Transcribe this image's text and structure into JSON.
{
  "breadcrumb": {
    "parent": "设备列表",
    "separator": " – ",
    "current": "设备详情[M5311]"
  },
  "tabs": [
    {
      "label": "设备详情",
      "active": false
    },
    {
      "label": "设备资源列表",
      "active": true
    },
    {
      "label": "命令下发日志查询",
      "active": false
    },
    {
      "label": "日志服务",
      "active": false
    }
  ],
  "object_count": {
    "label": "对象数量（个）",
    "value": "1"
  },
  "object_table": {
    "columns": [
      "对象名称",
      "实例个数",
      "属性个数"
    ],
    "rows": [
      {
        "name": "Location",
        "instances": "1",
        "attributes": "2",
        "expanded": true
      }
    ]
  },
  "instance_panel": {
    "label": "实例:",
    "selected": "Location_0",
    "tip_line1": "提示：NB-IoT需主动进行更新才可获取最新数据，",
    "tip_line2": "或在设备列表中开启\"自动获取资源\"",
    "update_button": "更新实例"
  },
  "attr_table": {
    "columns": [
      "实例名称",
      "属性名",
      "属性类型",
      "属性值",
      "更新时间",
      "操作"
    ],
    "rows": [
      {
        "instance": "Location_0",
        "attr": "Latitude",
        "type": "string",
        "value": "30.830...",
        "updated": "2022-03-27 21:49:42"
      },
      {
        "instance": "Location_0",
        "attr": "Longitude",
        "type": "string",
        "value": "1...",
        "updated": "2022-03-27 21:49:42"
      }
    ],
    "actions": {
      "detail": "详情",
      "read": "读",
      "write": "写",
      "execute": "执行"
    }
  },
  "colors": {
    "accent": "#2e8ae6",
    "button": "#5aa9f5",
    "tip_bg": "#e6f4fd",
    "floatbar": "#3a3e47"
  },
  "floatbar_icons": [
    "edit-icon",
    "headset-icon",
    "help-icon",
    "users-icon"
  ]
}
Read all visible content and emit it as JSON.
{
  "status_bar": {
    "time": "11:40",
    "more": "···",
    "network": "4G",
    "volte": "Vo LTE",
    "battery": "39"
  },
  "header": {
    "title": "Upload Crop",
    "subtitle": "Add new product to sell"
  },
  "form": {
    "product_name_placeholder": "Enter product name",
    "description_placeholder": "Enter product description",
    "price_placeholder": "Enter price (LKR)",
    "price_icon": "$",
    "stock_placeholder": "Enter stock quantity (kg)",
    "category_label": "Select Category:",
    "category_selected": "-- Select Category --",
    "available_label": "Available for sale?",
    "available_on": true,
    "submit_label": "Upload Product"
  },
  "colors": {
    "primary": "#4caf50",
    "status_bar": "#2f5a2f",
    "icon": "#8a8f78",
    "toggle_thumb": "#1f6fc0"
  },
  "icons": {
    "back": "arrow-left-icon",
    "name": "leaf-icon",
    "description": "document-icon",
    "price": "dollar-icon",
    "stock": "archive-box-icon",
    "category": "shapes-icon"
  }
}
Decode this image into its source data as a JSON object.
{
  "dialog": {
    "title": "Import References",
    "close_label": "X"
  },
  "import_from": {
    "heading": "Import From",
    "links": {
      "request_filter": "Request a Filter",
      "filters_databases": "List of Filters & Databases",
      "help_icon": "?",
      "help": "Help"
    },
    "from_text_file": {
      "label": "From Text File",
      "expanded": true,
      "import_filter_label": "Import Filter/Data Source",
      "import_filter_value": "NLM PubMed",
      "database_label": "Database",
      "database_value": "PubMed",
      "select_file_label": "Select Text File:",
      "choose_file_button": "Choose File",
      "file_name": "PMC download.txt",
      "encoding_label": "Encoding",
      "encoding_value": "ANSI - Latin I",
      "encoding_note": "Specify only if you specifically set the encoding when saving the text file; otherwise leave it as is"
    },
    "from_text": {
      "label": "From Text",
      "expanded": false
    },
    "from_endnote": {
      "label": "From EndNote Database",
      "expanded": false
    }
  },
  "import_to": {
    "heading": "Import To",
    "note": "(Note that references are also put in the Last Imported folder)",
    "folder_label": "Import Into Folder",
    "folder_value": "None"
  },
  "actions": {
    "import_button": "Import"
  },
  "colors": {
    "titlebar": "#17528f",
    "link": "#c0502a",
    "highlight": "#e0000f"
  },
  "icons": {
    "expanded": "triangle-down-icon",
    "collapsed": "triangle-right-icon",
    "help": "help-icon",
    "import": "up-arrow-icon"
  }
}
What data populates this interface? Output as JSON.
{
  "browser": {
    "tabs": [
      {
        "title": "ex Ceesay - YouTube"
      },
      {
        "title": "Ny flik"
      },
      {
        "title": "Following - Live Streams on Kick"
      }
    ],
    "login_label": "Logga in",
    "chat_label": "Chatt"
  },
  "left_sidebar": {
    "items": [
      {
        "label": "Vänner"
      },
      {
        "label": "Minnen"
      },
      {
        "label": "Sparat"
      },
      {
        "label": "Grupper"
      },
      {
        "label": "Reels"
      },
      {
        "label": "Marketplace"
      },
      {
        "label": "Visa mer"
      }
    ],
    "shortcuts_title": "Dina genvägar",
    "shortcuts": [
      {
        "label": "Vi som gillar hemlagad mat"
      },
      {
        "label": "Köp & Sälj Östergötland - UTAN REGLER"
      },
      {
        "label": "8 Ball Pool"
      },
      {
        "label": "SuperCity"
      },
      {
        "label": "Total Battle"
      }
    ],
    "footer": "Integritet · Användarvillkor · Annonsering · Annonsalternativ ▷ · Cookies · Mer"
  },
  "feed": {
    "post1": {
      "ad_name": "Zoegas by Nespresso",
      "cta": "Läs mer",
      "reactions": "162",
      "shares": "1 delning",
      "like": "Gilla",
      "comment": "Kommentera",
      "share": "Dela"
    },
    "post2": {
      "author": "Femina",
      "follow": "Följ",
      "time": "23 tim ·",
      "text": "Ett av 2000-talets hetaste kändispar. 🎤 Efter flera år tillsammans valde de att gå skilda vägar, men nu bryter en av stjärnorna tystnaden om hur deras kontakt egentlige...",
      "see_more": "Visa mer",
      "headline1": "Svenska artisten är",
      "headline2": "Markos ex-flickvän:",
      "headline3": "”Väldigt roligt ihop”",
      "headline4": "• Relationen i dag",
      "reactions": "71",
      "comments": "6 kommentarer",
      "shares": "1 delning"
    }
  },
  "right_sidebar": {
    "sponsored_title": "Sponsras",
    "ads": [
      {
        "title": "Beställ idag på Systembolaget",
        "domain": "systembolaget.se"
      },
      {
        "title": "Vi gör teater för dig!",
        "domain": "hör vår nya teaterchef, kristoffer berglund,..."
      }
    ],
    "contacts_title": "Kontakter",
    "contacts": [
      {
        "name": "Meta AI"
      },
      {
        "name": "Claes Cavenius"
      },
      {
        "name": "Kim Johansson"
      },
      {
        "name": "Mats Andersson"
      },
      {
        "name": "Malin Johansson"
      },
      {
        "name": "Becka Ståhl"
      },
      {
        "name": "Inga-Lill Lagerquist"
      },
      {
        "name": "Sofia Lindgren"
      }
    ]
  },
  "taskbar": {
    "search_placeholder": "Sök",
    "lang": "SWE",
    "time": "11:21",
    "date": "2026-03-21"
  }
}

##############################

TASK DETAILS:
Reproduce the entries above in full by retyping them exactly.

SOLUTION FOR THIS EXERCISE:
Transcribe this image's text and structure into JSON.
{
  "breadcrumb": {
    "parent": "设备列表",
    "separator": " – ",
    "current": "设备详情[M5311]"
  },
  "tabs": [
    {
      "label": "设备详情",
      "active": false
    },
    {
      "label": "设备资源列表",
      "active": true
    },
    {
      "label": "命令下发日志查询",
      "active": false
    },
    {
      "label": "日志服务",
      "active": false
    }
  ],
  "object_count": {
    "label": "对象数量（个）",
    "value": "1"
  },
  "object_table": {
    "columns": [
      "对象名称",
      "实例个数",
      "属性个数"
    ],
    "rows": [
      {
        "name": "Location",
        "instances": "1",
        "attributes": "2",
        "expanded": true
      }
    ]
  },
  "instance_panel": {
    "label": "实例:",
    "selected": "Location_0",
    "tip_line1": "提示：NB-IoT需主动进行更新才可获取最新数据，",
    "tip_line2": "或在设备列表中开启\"自动获取资源\"",
    "update_button": "更新实例"
  },
  "attr_table": {
    "columns": [
      "实例名称",
      "属性名",
      "属性类型",
      "属性值",
      "更新时间",
      "操作"
    ],
    "rows": [
      {
        "instance": "Location_0",
        "attr": "Latitude",
        "type": "string",
        "value": "30.830...",
        "updated": "2022-03-27 21:49:42"
      },
      {
        "instance": "Location_0",
        "attr": "Longitude",
        "type": "string",
        "value": "1...",
        "updated": "2022-03-27 21:49:42"
      }
    ],
    "actions": {
      "detail": "详情",
      "read": "读",
      "write": "写",
      "execute": "执行"
    }
  },
  "colors": {
    "accent": "#2e8ae6",
    "button": "#5aa9f5",
    "tip_bg": "#e6f4fd",
    "floatbar": "#3a3e47"
  },
  "floatbar_icons": [
    "edit-icon",
    "headset-icon",
    "help-icon",
    "users-icon"
  ]
}
Read all visible content and emit it as JSON.
{
  "status_bar": {
    "time": "11:40",
    "more": "···",
    "network": "4G",
    "volte": "Vo LTE",
    "battery": "39"
  },
  "header": {
    "title": "Upload Crop",
    "subtitle": "Add new product to sell"
  },
  "form": {
    "product_name_placeholder": "Enter product name",
    "description_placeholder": "Enter product description",
    "price_placeholder": "Enter price (LKR)",
    "price_icon": "$",
    "stock_placeholder": "Enter stock quantity (kg)",
    "category_label": "Select Category:",
    "category_selected": "-- Select Category --",
    "available_label": "Available for sale?",
    "available_on": true,
    "submit_label": "Upload Product"
  },
  "colors": {
    "primary": "#4caf50",
    "status_bar": "#2f5a2f",
    "icon": "#8a8f78",
    "toggle_thumb": "#1f6fc0"
  },
  "icons": {
    "back": "arrow-left-icon",
    "name": "leaf-icon",
    "description": "document-icon",
    "price": "dollar-icon",
    "stock": "archive-box-icon",
    "category": "shapes-icon"
  }
}
Decode this image into its source data as a JSON object.
{
  "dialog": {
    "title": "Import References",
    "close_label": "X"
  },
  "import_from": {
    "heading": "Import From",
    "links": {
      "request_filter": "Request a Filter",
      "filters_databases": "List of Filters & Databases",
      "help_icon": "?",
      "help": "Help"
    },
    "from_text_file": {
      "label": "From Text File",
      "expanded": true,
      "import_filter_label": "Import Filter/Data Source",
      "import_filter_value": "NLM PubMed",
      "database_label": "Database",
      "database_value": "PubMed",
      "select_file_label": "Select Text File:",
      "choose_file_button": "Choose File",
      "file_name": "PMC download.txt",
      "encoding_label": "Encoding",
      "encoding_value": "ANSI - Latin I",
      "encoding_note": "Specify only if you specifically set the encoding when saving the text file; otherwise leave it as is"
    },
    "from_text": {
      "label": "From Text",
      "expanded": false
    },
    "from_endnote": {
      "label": "From EndNote Database",
      "expanded": false
    }
  },
  "import_to": {
    "heading": "Import To",
    "note": "(Note that references are also put in the Last Imported folder)",
    "folder_label": "Import Into Folder",
    "folder_value": "None"
  },
  "actions": {
    "import_button": "Import"
  },
  "colors": {
    "titlebar": "#17528f",
    "link": "#c0502a",
    "highlight": "#e0000f"
  },
  "icons": {
    "expanded": "triangle-down-icon",
    "collapsed": "triangle-right-icon",
    "help": "help-icon",
    "import": "up-arrow-icon"
  }
}
What data populates this interface? Output as JSON.
{
  "browser": {
    "tabs": [
      {
        "title": "ex Ceesay - YouTube"
      },
      {
        "title": "Ny flik"
      },
      {
        "title": "Following - Live Streams on Kick"
      }
    ],
    "login_label": "Logga in",
    "chat_label": "Chatt"
  },
  "left_sidebar": {
    "items": [
      {
        "label": "Vänner"
      },
      {
        "label": "Minnen"
      },
      {
        "label": "Sparat"
      },
      {
        "label": "Grupper"
      },
      {
        "label": "Reels"
      },
      {
        "label": "Marketplace"
      },
      {
        "label": "Visa mer"
      }
    ],
    "shortcuts_title": "Dina genvägar",
    "shortcuts": [
      {
        "label": "Vi som gillar hemlagad mat"
      },
      {
        "label": "Köp & Sälj Östergötland - UTAN REGLER"
      },
      {
        "label": "8 Ball Pool"
      },
      {
        "label": "SuperCity"
      },
      {
        "label": "Total Battle"
      }
    ],
    "footer": "Integritet · Användarvillkor · Annonsering · Annonsalternativ ▷ · Cookies · Mer"
  },
  "feed": {
    "post1": {
      "ad_name": "Zoegas by Nespresso",
      "cta": "Läs mer",
      "reactions": "162",
      "shares": "1 delning",
      "like": "Gilla",
      "comment": "Kommentera",
      "share": "Dela"
    },
    "post2": {
      "author": "Femina",
      "follow": "Följ",
      "time": "23 tim ·",
      "text": "Ett av 2000-talets hetaste kändispar. 🎤 Efter flera år tillsammans valde de att gå skilda vägar, men nu bryter en av stjärnorna tystnaden om hur deras kontakt egentlige...",
      "see_more": "Visa mer",
      "headline1": "Svenska artisten är",
      "headline2": "Markos ex-flickvän:",
      "headline3": "”Väldigt roligt ihop”",
      "headline4": "• Relationen i dag",
      "reactions": "71",
      "comments": "6 kommentarer",
      "shares": "1 delning"
    }
  },
  "right_sidebar": {
    "sponsored_title": "Sponsras",
    "ads": [
      {
        "title": "Beställ idag på Systembolaget",
        "domain": "systembolaget.se"
      },
      {
        "title": "Vi gör teater för dig!",
        "domain": "hör vår nya teaterchef, kristoffer berglund,..."
      }
    ],
    "contacts_title": "Kontakter",
    "contacts": [
      {
        "name": "Meta AI"
      },
      {
        "name": "Claes Cavenius"
      },
      {
        "name": "Kim Johansson"
      },
      {
        "name": "Mats Andersson"
      },
      {
        "name": "Malin Johansson"
      },
      {
        "name": "Becka Ståhl"
      },
      {
        "name": "Inga-Lill Lagerquist"
      },
      {
        "name": "Sofia Lindgren"
      }
    ]
  },
  "taskbar": {
    "search_placeholder": "Sök",
    "lang": "SWE",
    "time": "11:21",
    "date": "2026-03-21"
  }
}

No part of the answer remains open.